* **What is needed**:
Please copy the rows below word for word, from the line with "series-lines [255, 292, 2419, 1128]" to the line with "222, 2315, 285]", including both of those lines.

===

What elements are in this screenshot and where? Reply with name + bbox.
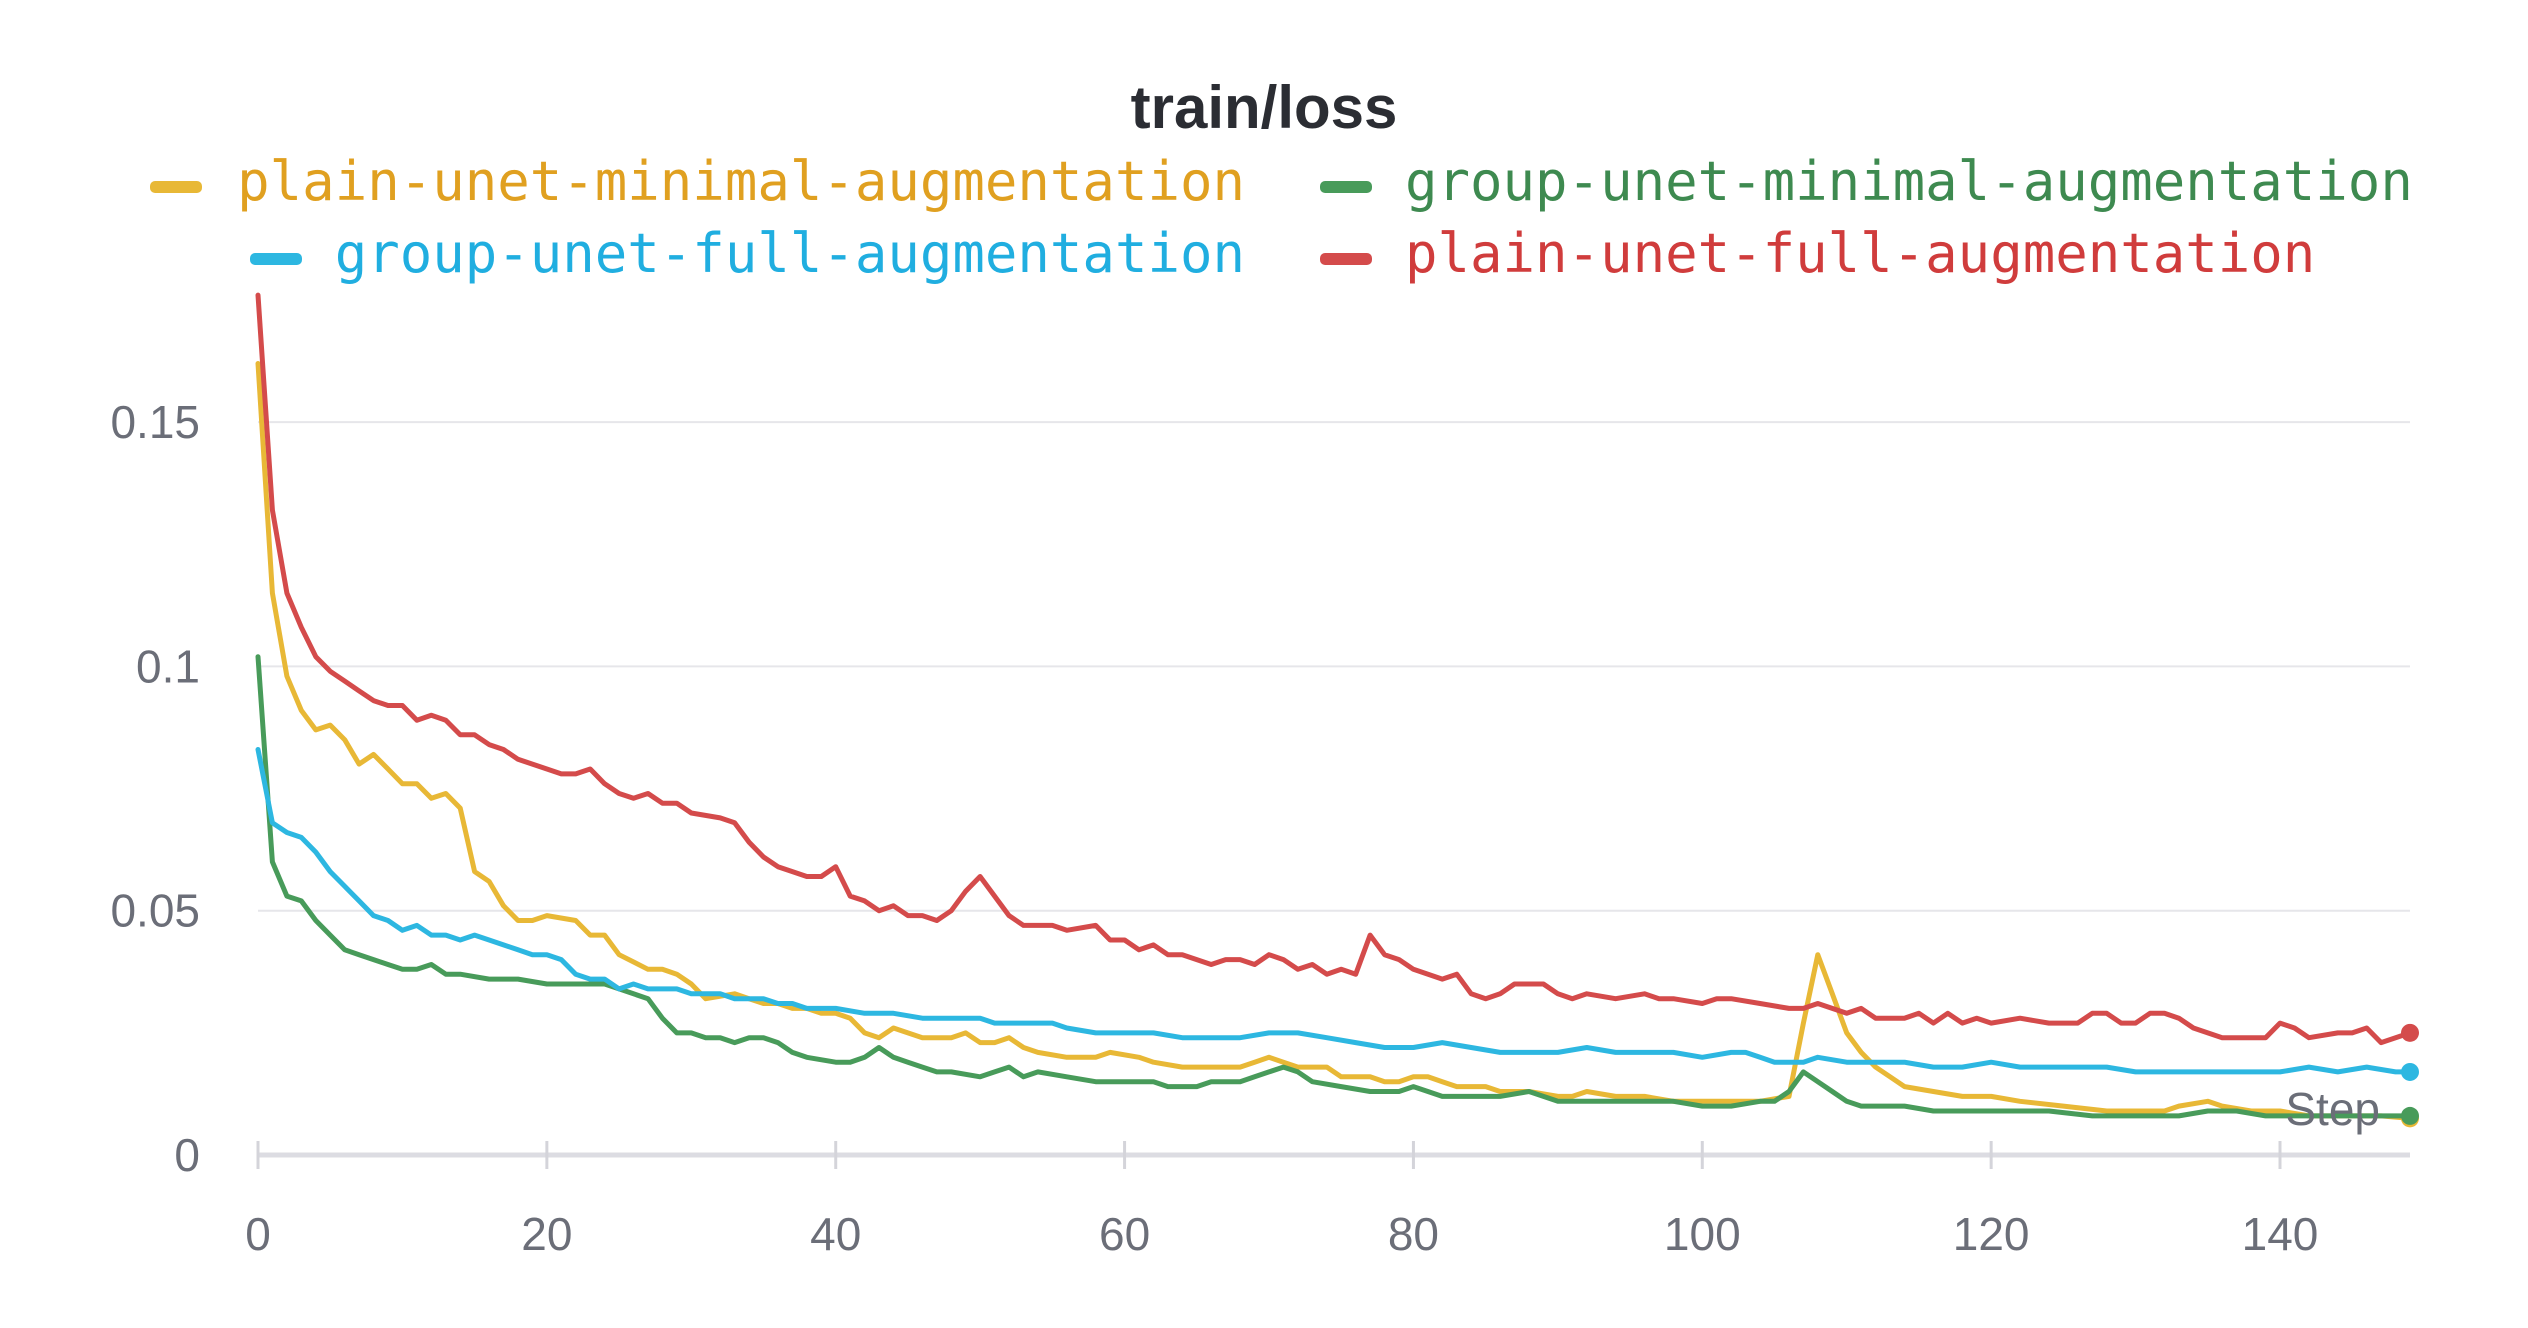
series-lines [255, 292, 2419, 1128]
legend-label: group-unet-minimal-augmentation [1405, 150, 2413, 213]
chart-title: train/loss [1131, 74, 1398, 141]
series-end-marker-plain-unet-full-augmentation [2401, 1023, 2419, 1042]
series-line-plain-unet-full-augmentation [255, 292, 2413, 1046]
series-line-plain-unet-minimal-augmentation [255, 361, 2413, 1121]
y-axis: 0 0.05 0.1 0.15 [110, 396, 200, 1181]
x-tick-label: 40 [810, 1208, 861, 1260]
y-tick-label: 0.1 [136, 640, 200, 692]
series-line-group-unet-full-augmentation [255, 747, 2413, 1075]
series-line-group-unet-minimal-augmentation [255, 654, 2413, 1119]
legend-label: plain-unet-minimal-augmentation [237, 150, 1245, 213]
legend: plain-unet-minimal-augmentation group-une… [150, 150, 2413, 285]
y-tick-label: 0.15 [110, 396, 200, 448]
y-tick-label: 0.05 [110, 885, 200, 937]
legend-swatch [250, 253, 302, 265]
y-tick-label: 0 [174, 1129, 200, 1181]
x-tick-label: 140 [2242, 1208, 2319, 1260]
legend-swatch [1320, 253, 1372, 265]
legend-swatch [1320, 181, 1372, 193]
x-tick-label: 20 [521, 1208, 572, 1260]
x-axis-label: Step [2285, 1083, 2380, 1135]
series-end-marker-group-unet-full-augmentation [2401, 1062, 2419, 1081]
x-tick-label: 120 [1953, 1208, 2030, 1260]
grid [258, 421, 2410, 912]
series-end-marker-group-unet-minimal-augmentation [2401, 1106, 2419, 1125]
legend-label: group-unet-full-augmentation [335, 222, 1245, 285]
legend-label: plain-unet-full-augmentation [1405, 222, 2315, 285]
x-tick-label: 80 [1388, 1208, 1439, 1260]
x-tick-label: 100 [1664, 1208, 1741, 1260]
x-tick-label: 0 [245, 1208, 271, 1260]
x-axis: 0 20 40 60 80 100 120 140 [245, 1141, 2410, 1260]
x-tick-label: 60 [1099, 1208, 1150, 1260]
legend-swatch [150, 181, 202, 193]
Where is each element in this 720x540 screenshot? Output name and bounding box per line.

===

* **Result for this exercise**:
series-lines [255, 292, 2419, 1128]
legend-label: group-unet-minimal-augmentation [1405, 150, 2413, 213]
chart-title: train/loss [1131, 74, 1398, 141]
series-end-marker-plain-unet-full-augmentation [2401, 1023, 2419, 1042]
series-line-plain-unet-full-augmentation [255, 292, 2413, 1046]
series-line-plain-unet-minimal-augmentation [255, 361, 2413, 1121]
y-axis: 0 0.05 0.1 0.15 [110, 396, 200, 1181]
x-tick-label: 40 [810, 1208, 861, 1260]
y-tick-label: 0.1 [136, 640, 200, 692]
series-line-group-unet-full-augmentation [255, 747, 2413, 1075]
series-line-group-unet-minimal-augmentation [255, 654, 2413, 1119]
legend-label: plain-unet-minimal-augmentation [237, 150, 1245, 213]
legend: plain-unet-minimal-augmentation group-une… [150, 150, 2413, 285]
y-tick-label: 0.15 [110, 396, 200, 448]
y-tick-label: 0.05 [110, 885, 200, 937]
legend-swatch [250, 253, 302, 265]
y-tick-label: 0 [174, 1129, 200, 1181]
x-tick-label: 140 [2242, 1208, 2319, 1260]
legend-swatch [1320, 253, 1372, 265]
legend-swatch [1320, 181, 1372, 193]
x-tick-label: 20 [521, 1208, 572, 1260]
x-axis-label: Step [2285, 1083, 2380, 1135]
series-end-marker-group-unet-full-augmentation [2401, 1062, 2419, 1081]
x-tick-label: 120 [1953, 1208, 2030, 1260]
grid [258, 421, 2410, 912]
series-end-marker-group-unet-minimal-augmentation [2401, 1106, 2419, 1125]
legend-label: group-unet-full-augmentation [335, 222, 1245, 285]
legend-label: plain-unet-full-augmentation [1405, 222, 2315, 285]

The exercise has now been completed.